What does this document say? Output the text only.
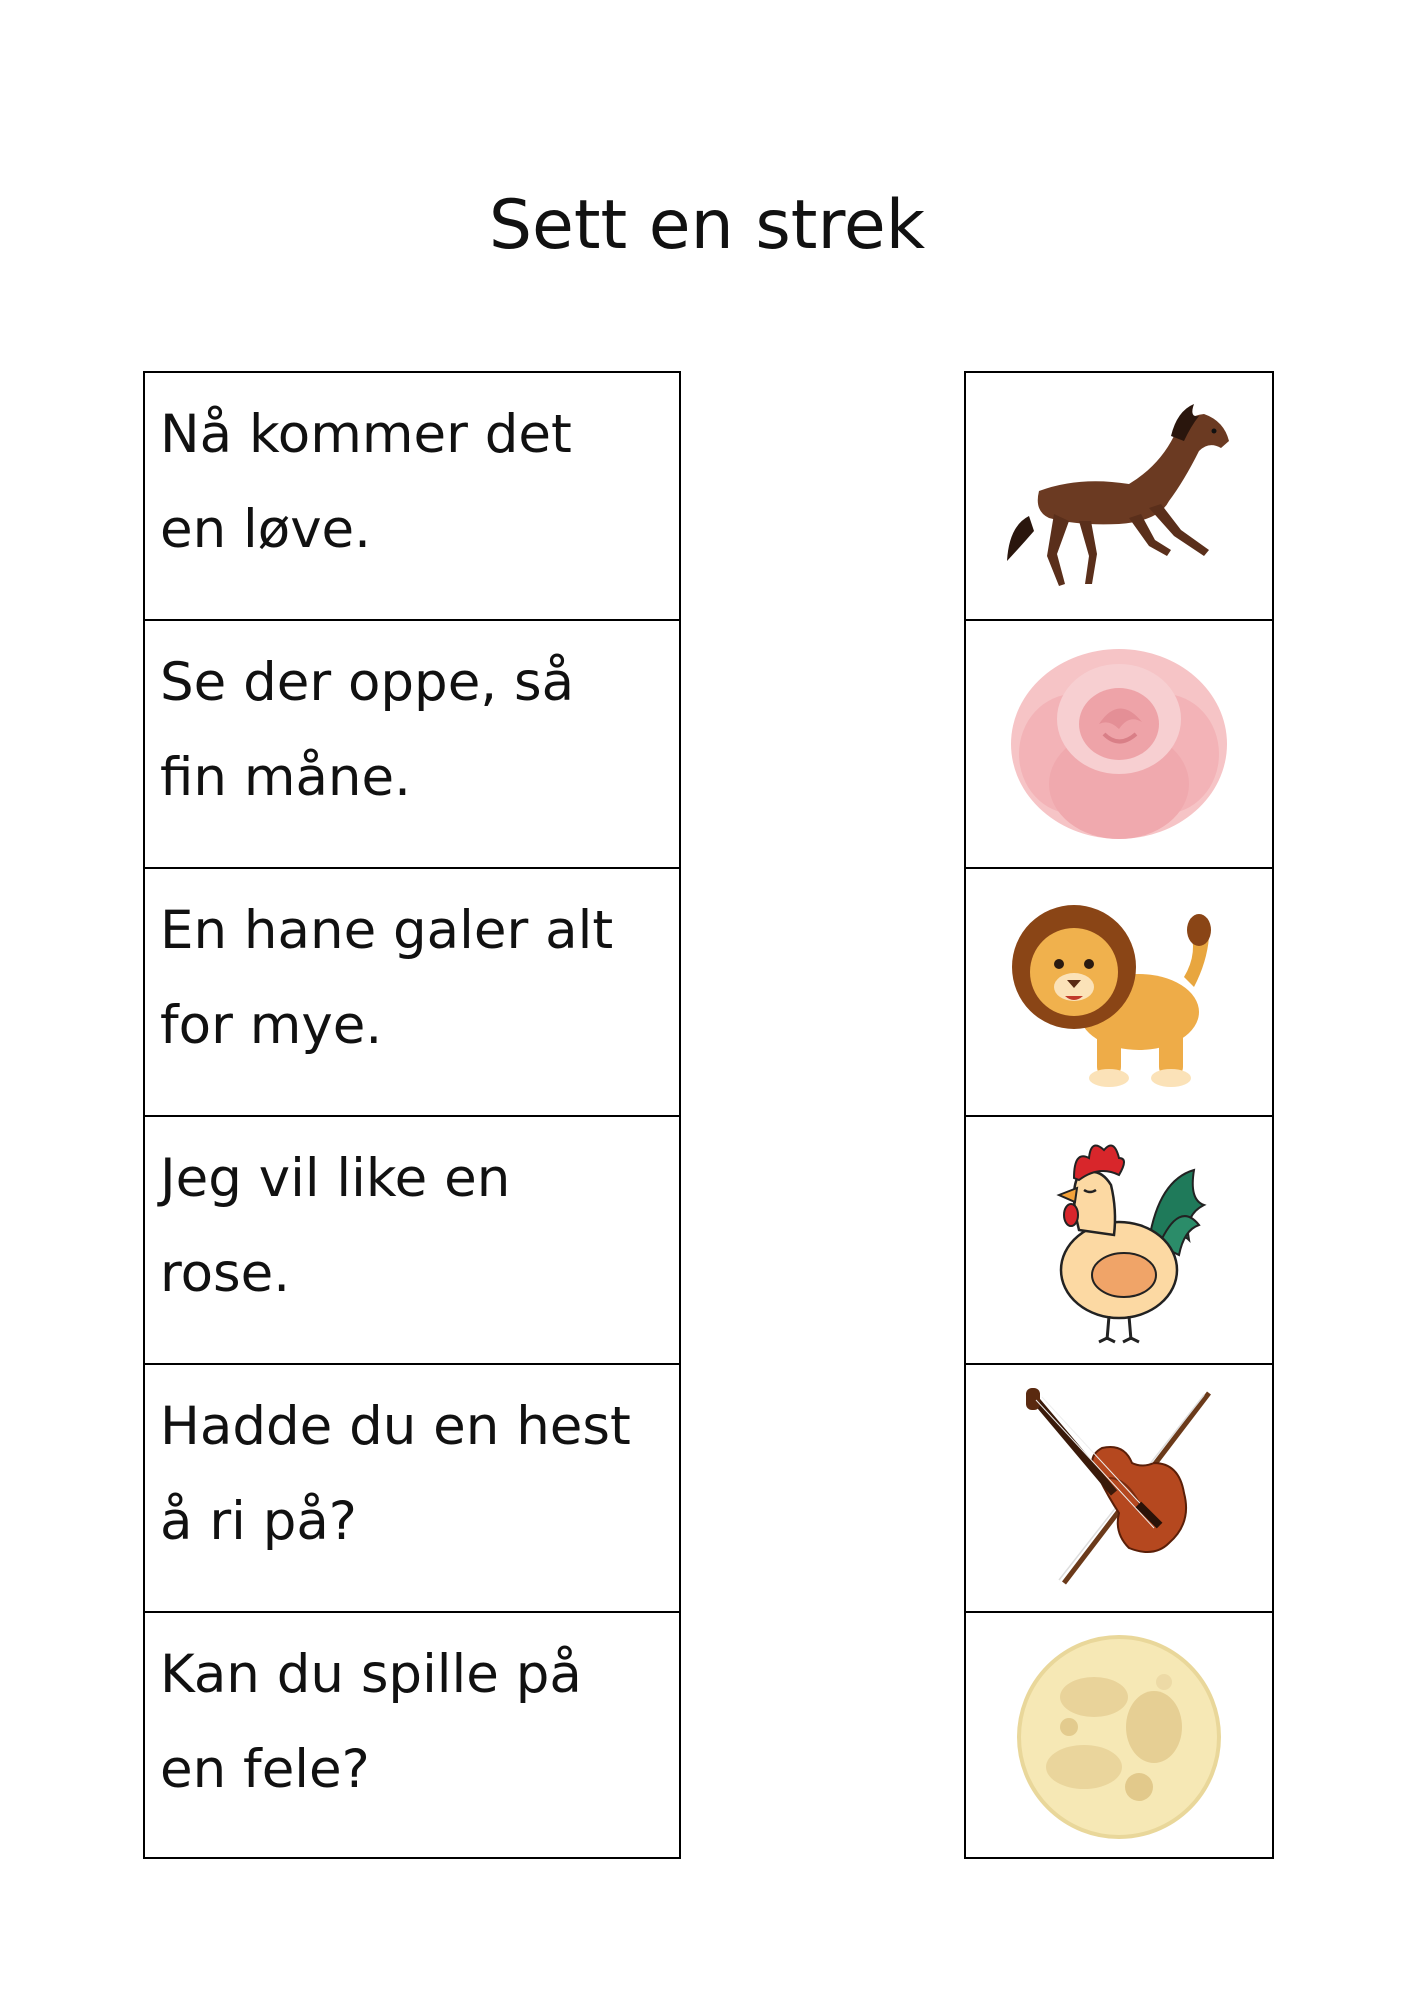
Sett en strek
Nå kommer det
en løve.
Se der oppe, så
fin måne.
En hane galer alt
for mye.
Jeg vil like en
rose.
Hadde du en hest
å ri på?
Kan du spille på
en fele?
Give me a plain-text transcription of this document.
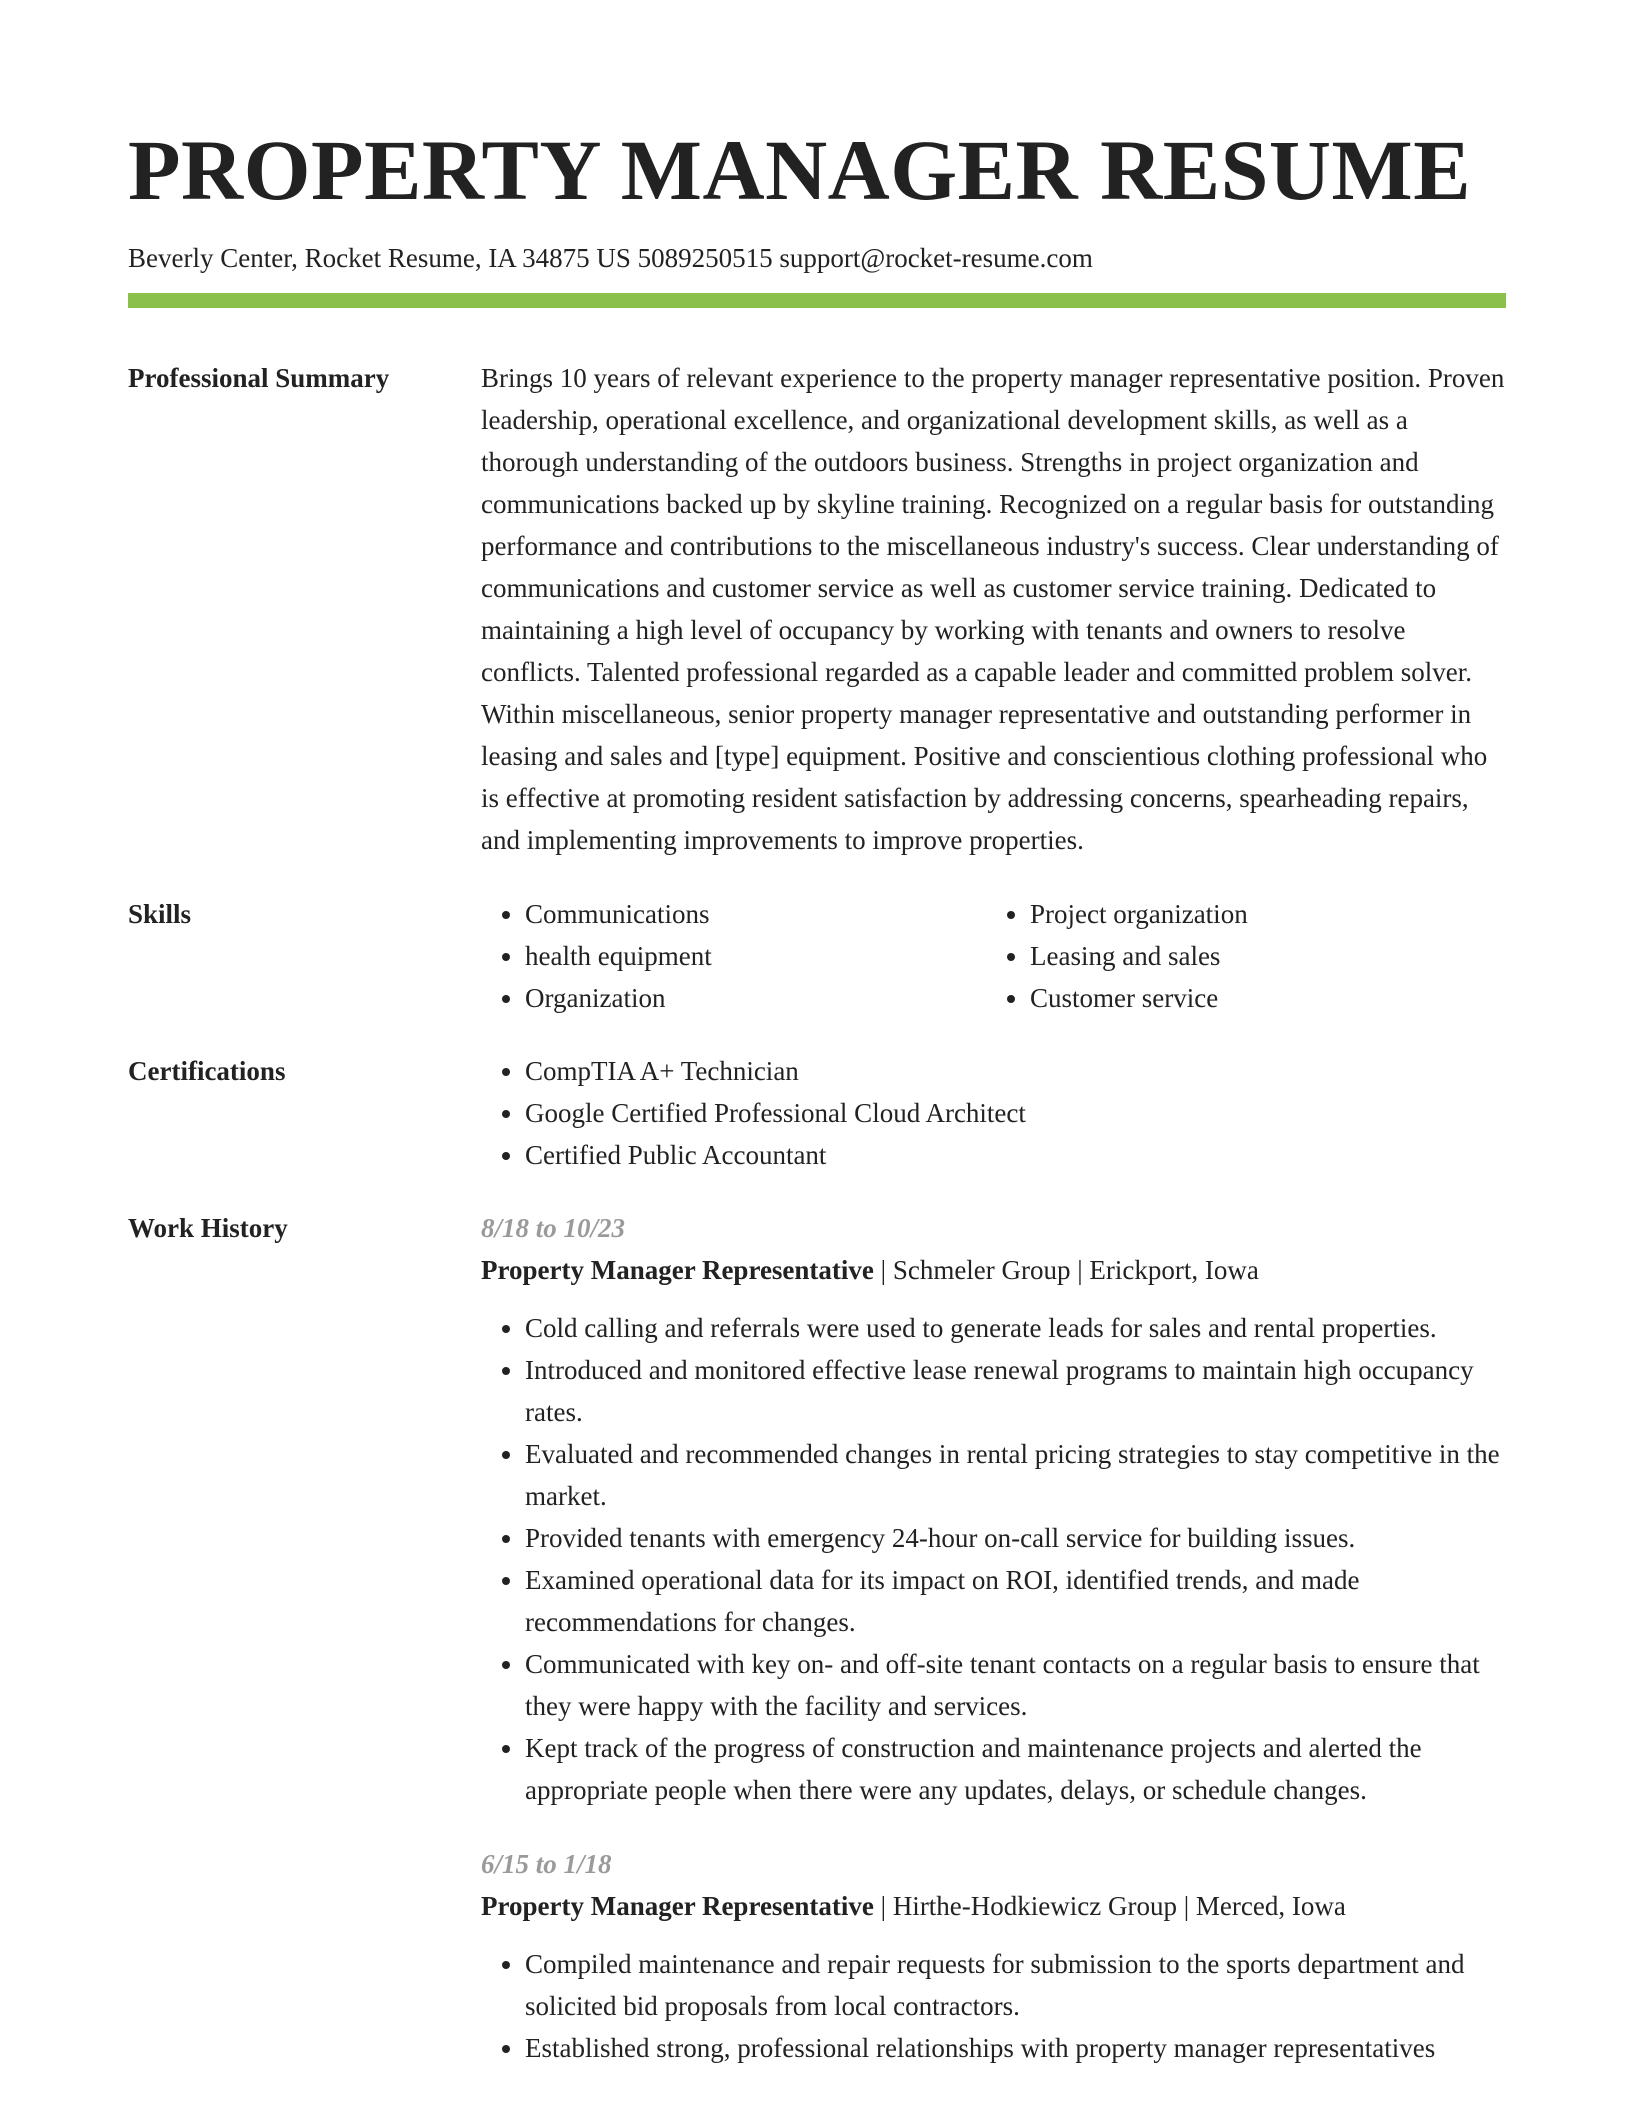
PROPERTY MANAGER RESUME
Beverly Center, Rocket Resume, IA 34875 US 5089250515 support@rocket-resume.com
Professional Summary	Brings 10 years of relevant experience to the property manager representative position. Proven leadership, operational excellence, and organizational development skills, as well as a thorough understanding of the outdoors business. Strengths in project organization and communications backed up by skyline training. Recognized on a regular basis for outstanding performance and contributions to the miscellaneous industry's success. Clear understanding of communications and customer service as well as customer service training. Dedicated to maintaining a high level of occupancy by working with tenants and owners to resolve conflicts. Talented professional regarded as a capable leader and committed problem solver. Within miscellaneous, senior property manager representative and outstanding performer in leasing and sales and [type] equipment. Positive and conscientious clothing professional who is effective at promoting resident satisfaction by addressing concerns, spearheading repairs, and implementing improvements to improve properties.

Skills	• Communications
• health equipment
• Organization
• Project organization
• Leasing and sales
• Customer service
Certifications	• CompTIA A+ Technician
• Google Certified Professional Cloud Architect
• Certified Public Accountant
Work History	8/18 to 10/23
Property Manager Representative | Schmeler Group | Erickport, Iowa
• Cold calling and referrals were used to generate leads for sales and rental properties.
• Introduced and monitored effective lease renewal programs to maintain high occupancy rates.
• Evaluated and recommended changes in rental pricing strategies to stay competitive in the market.
• Provided tenants with emergency 24-hour on-call service for building issues.
• Examined operational data for its impact on ROI, identified trends, and made recommendations for changes.
• Communicated with key on- and off-site tenant contacts on a regular basis to ensure that they were happy with the facility and services.
• Kept track of the progress of construction and maintenance projects and alerted the appropriate people when there were any updates, delays, or schedule changes.
6/15 to 1/18
Property Manager Representative | Hirthe-Hodkiewicz Group | Merced, Iowa
• Compiled maintenance and repair requests for submission to the sports department and solicited bid proposals from local contractors.
• Established strong, professional relationships with property manager representatives
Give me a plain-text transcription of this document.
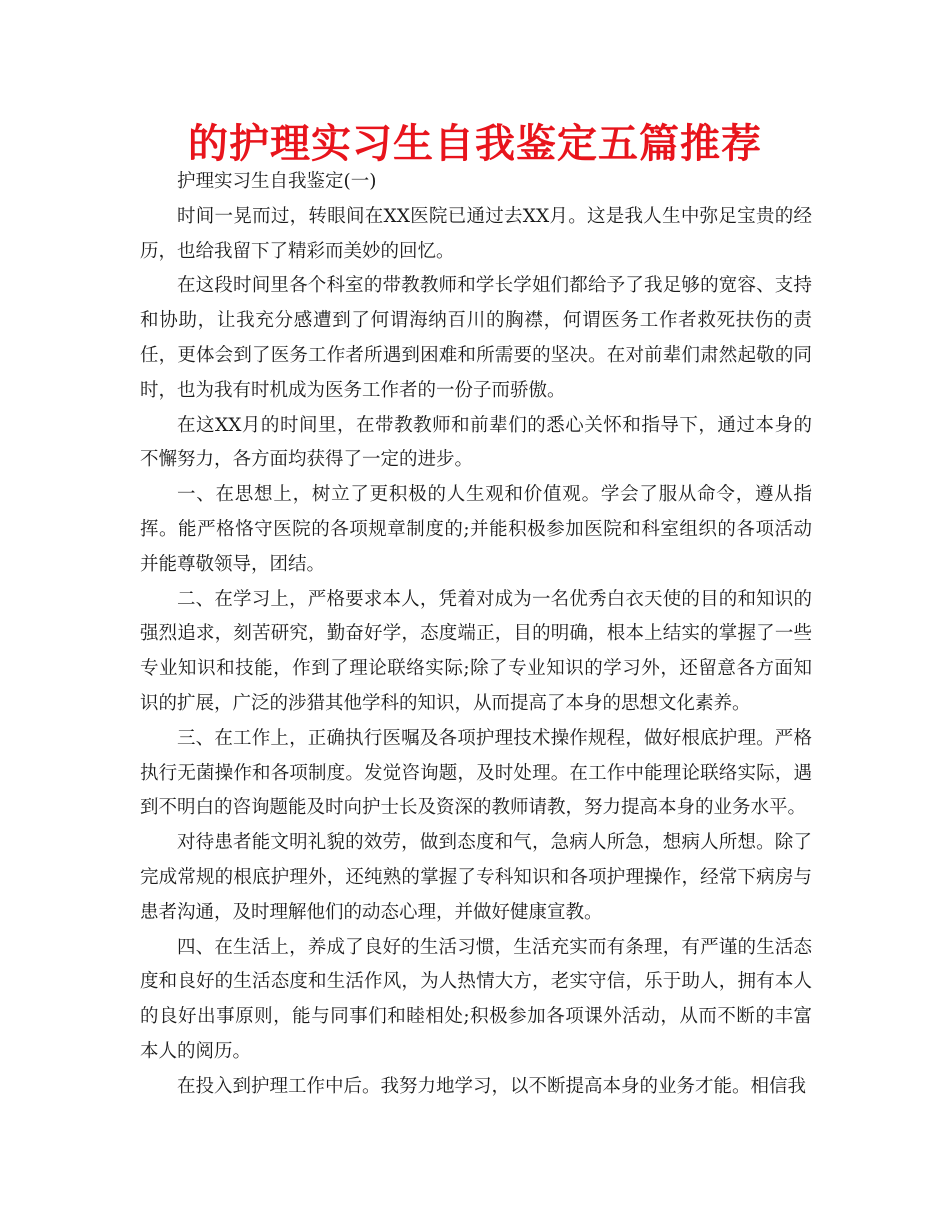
的护理实习生自我鉴定五篇推荐

护理实习生自我鉴定(一)

时间一晃而过，转眼间在XX医院已通过去XX月。这是我人生中弥足宝贵的经历，也给我留下了精彩而美妙的回忆。

在这段时间里各个科室的带教教师和学长学姐们都给予了我足够的宽容、支持和协助，让我充分感遭到了何谓海纳百川的胸襟，何谓医务工作者救死扶伤的责任，更体会到了医务工作者所遇到困难和所需要的坚决。在对前辈们肃然起敬的同时，也为我有时机成为医务工作者的一份子而骄傲。

在这XX月的时间里，在带教教师和前辈们的悉心关怀和指导下，通过本身的不懈努力，各方面均获得了一定的进步。

一、在思想上，树立了更积极的人生观和价值观。学会了服从命令，遵从指挥。能严格恪守医院的各项规章制度的;并能积极参加医院和科室组织的各项活动并能尊敬领导，团结。

二、在学习上，严格要求本人，凭着对成为一名优秀白衣天使的目的和知识的强烈追求，刻苦研究，勤奋好学，态度端正，目的明确，根本上结实的掌握了一些专业知识和技能，作到了理论联络实际;除了专业知识的学习外，还留意各方面知识的扩展，广泛的涉猎其他学科的知识，从而提高了本身的思想文化素养。

三、在工作上，正确执行医嘱及各项护理技术操作规程，做好根底护理。严格执行无菌操作和各项制度。发觉咨询题，及时处理。在工作中能理论联络实际，遇到不明白的咨询题能及时向护士长及资深的教师请教，努力提高本身的业务水平。

对待患者能文明礼貌的效劳，做到态度和气，急病人所急，想病人所想。除了完成常规的根底护理外，还纯熟的掌握了专科知识和各项护理操作，经常下病房与患者沟通，及时理解他们的动态心理，并做好健康宣教。

四、在生活上，养成了良好的生活习惯，生活充实而有条理，有严谨的生活态度和良好的生活态度和生活作风，为人热情大方，老实守信，乐于助人，拥有本人的良好出事原则，能与同事们和睦相处;积极参加各项课外活动，从而不断的丰富本人的阅历。

在投入到护理工作中后。我努力地学习，以不断提高本身的业务才能。相信我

§ §

■ **Set problem**
How many lines in the data contain the string "maintenance"? Respond with the number only.

■ **Written solution**
2